→ **THE REQUEST**
Your task is to print the material below exactly as presented.

→ **INPUT**

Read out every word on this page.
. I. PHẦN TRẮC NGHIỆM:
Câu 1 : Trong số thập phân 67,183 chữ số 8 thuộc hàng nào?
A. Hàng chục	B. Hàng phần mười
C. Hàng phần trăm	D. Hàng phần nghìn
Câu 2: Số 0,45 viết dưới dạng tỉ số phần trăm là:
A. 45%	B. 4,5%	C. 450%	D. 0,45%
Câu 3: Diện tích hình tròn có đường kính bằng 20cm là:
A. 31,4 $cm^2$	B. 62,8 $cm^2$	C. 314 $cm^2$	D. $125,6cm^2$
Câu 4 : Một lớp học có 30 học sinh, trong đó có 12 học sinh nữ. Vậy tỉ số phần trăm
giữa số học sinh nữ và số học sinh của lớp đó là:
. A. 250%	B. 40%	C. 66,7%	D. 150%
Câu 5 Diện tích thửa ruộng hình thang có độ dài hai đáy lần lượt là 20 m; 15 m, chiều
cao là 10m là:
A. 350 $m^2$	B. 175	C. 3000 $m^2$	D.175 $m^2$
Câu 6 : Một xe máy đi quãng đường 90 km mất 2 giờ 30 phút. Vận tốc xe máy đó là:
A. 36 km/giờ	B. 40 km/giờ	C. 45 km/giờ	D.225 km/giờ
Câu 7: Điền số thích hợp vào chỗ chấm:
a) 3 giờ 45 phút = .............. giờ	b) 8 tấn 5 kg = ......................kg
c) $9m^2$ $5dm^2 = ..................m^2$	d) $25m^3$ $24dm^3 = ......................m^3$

→ **OUTPUT FOR THIS EXERCISE**
Read out every word on this page.
. I. PHẦN TRẮC NGHIỆM:
Câu 1 : Trong số thập phân 67,183 chữ số 8 thuộc hàng nào?
A. Hàng chục	B. Hàng phần mười
C. Hàng phần trăm	D. Hàng phần nghìn
Câu 2: Số 0,45 viết dưới dạng tỉ số phần trăm là:
A. 45%	B. 4,5%	C. 450%	D. 0,45%
Câu 3: Diện tích hình tròn có đường kính bằng 20cm là:
A. 31,4 $cm^2$	B. 62,8 $cm^2$	C. 314 $cm^2$	D. $125,6cm^2$
Câu 4 : Một lớp học có 30 học sinh, trong đó có 12 học sinh nữ. Vậy tỉ số phần trăm
giữa số học sinh nữ và số học sinh của lớp đó là:
. A. 250%	B. 40%	C. 66,7%	D. 150%
Câu 5 Diện tích thửa ruộng hình thang có độ dài hai đáy lần lượt là 20 m; 15 m, chiều
cao là 10m là:
A. 350 $m^2$	B. 175	C. 3000 $m^2$	D.175 $m^2$
Câu 6 : Một xe máy đi quãng đường 90 km mất 2 giờ 30 phút. Vận tốc xe máy đó là:
A. 36 km/giờ	B. 40 km/giờ	C. 45 km/giờ	D.225 km/giờ
Câu 7: Điền số thích hợp vào chỗ chấm:
a) 3 giờ 45 phút = .............. giờ	b) 8 tấn 5 kg = ......................kg
c) $9m^2$ $5dm^2 = ..................m^2$	d) $25m^3$ $24dm^3 = ......................m^3$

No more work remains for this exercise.